--- start Records for the task ---

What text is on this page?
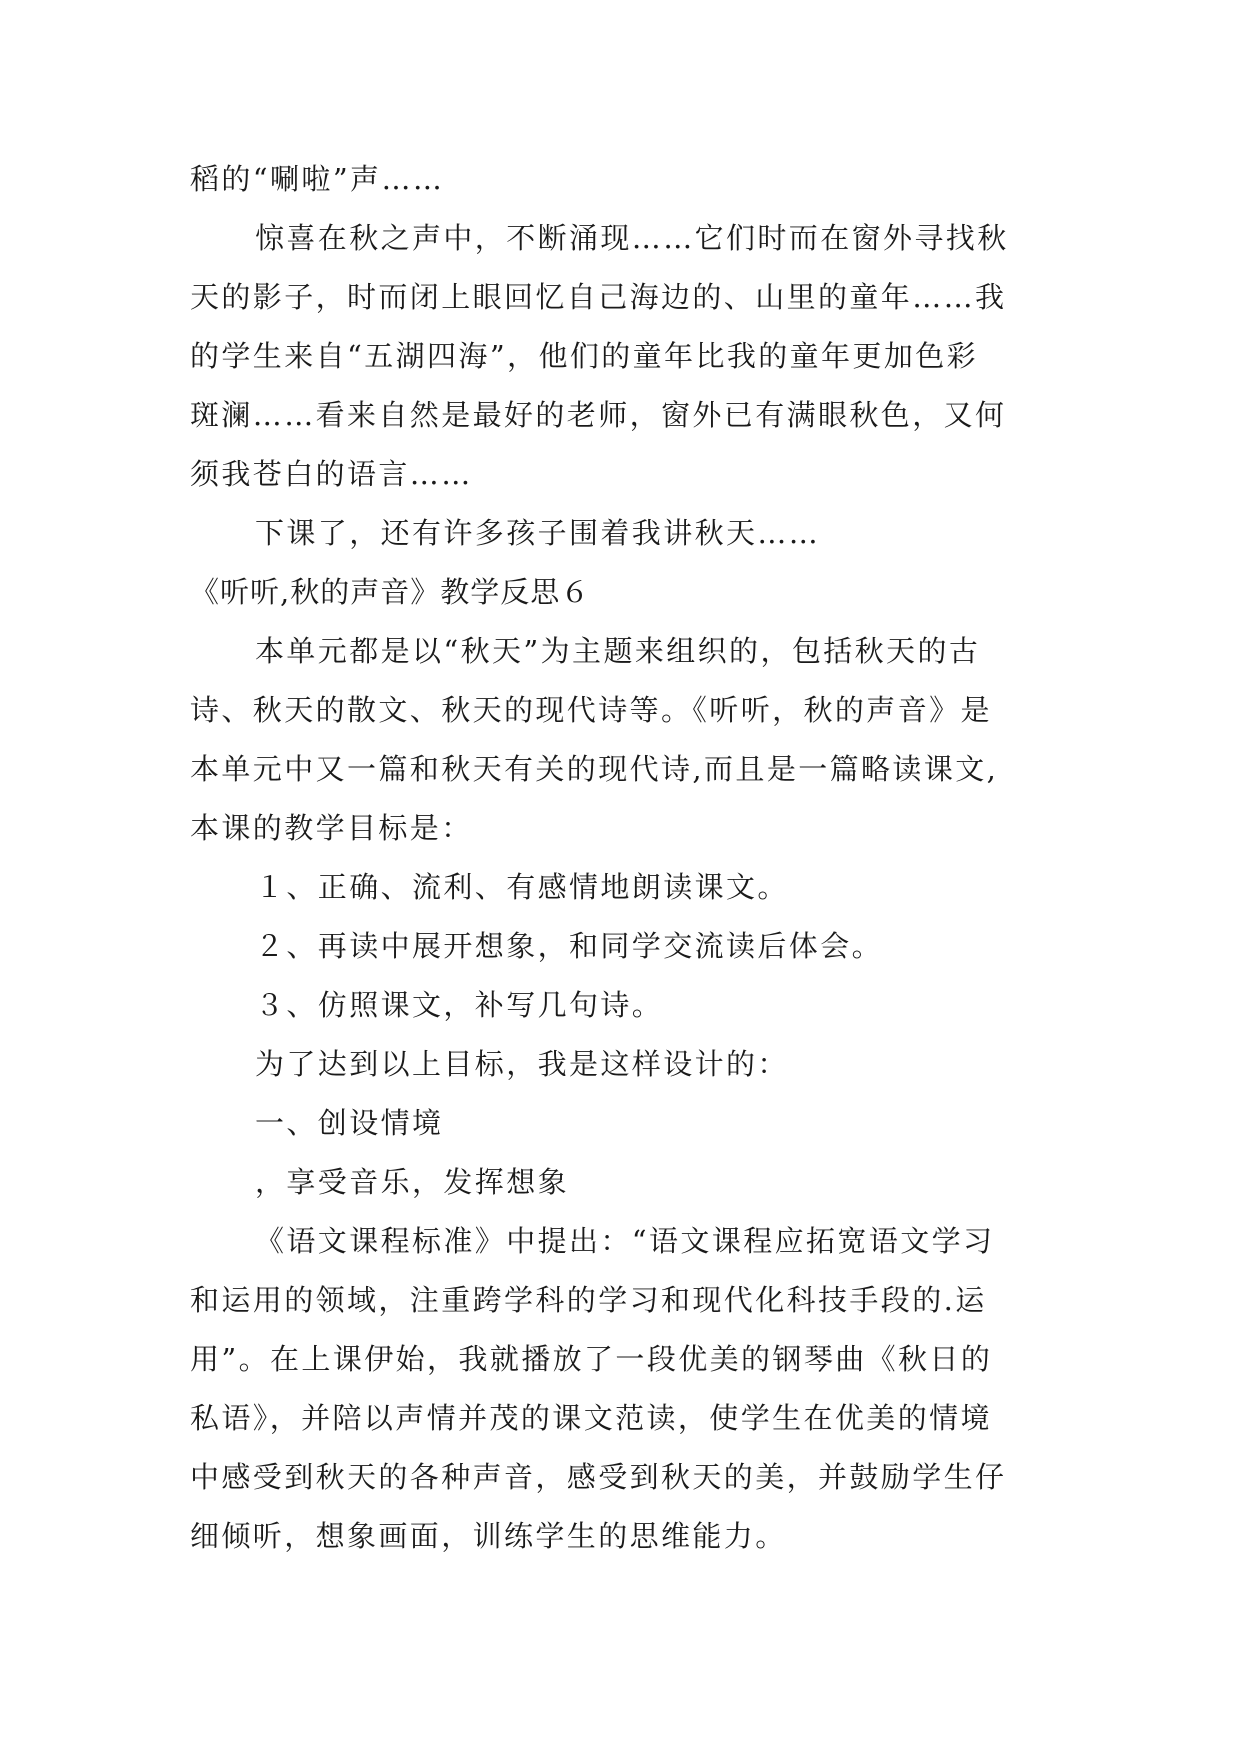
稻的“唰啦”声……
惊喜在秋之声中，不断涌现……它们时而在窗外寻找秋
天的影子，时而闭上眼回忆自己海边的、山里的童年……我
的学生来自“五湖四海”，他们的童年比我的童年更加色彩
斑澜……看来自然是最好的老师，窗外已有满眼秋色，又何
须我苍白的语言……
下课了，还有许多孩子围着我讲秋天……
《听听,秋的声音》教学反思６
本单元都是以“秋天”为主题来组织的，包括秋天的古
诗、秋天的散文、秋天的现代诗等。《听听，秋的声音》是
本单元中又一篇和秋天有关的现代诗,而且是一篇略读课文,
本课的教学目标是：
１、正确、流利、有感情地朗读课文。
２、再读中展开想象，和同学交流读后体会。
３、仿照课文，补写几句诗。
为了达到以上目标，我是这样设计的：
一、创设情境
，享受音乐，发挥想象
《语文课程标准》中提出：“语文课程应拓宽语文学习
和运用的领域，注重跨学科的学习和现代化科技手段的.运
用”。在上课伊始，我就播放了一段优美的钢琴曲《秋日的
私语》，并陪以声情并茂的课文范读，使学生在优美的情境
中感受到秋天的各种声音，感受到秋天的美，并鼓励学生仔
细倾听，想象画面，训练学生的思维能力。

--- end Records for the task ---

**Challenge**
Set down every entry word for word, but omit the pictures.

**Result of this task**
What text is on this page?
稻的“唰啦”声……
惊喜在秋之声中，不断涌现……它们时而在窗外寻找秋
天的影子，时而闭上眼回忆自己海边的、山里的童年……我
的学生来自“五湖四海”，他们的童年比我的童年更加色彩
斑澜……看来自然是最好的老师，窗外已有满眼秋色，又何
须我苍白的语言……
下课了，还有许多孩子围着我讲秋天……
《听听,秋的声音》教学反思６
本单元都是以“秋天”为主题来组织的，包括秋天的古
诗、秋天的散文、秋天的现代诗等。《听听，秋的声音》是
本单元中又一篇和秋天有关的现代诗,而且是一篇略读课文,
本课的教学目标是：
１、正确、流利、有感情地朗读课文。
２、再读中展开想象，和同学交流读后体会。
３、仿照课文，补写几句诗。
为了达到以上目标，我是这样设计的：
一、创设情境
，享受音乐，发挥想象
《语文课程标准》中提出：“语文课程应拓宽语文学习
和运用的领域，注重跨学科的学习和现代化科技手段的.运
用”。在上课伊始，我就播放了一段优美的钢琴曲《秋日的
私语》，并陪以声情并茂的课文范读，使学生在优美的情境
中感受到秋天的各种声音，感受到秋天的美，并鼓励学生仔
细倾听，想象画面，训练学生的思维能力。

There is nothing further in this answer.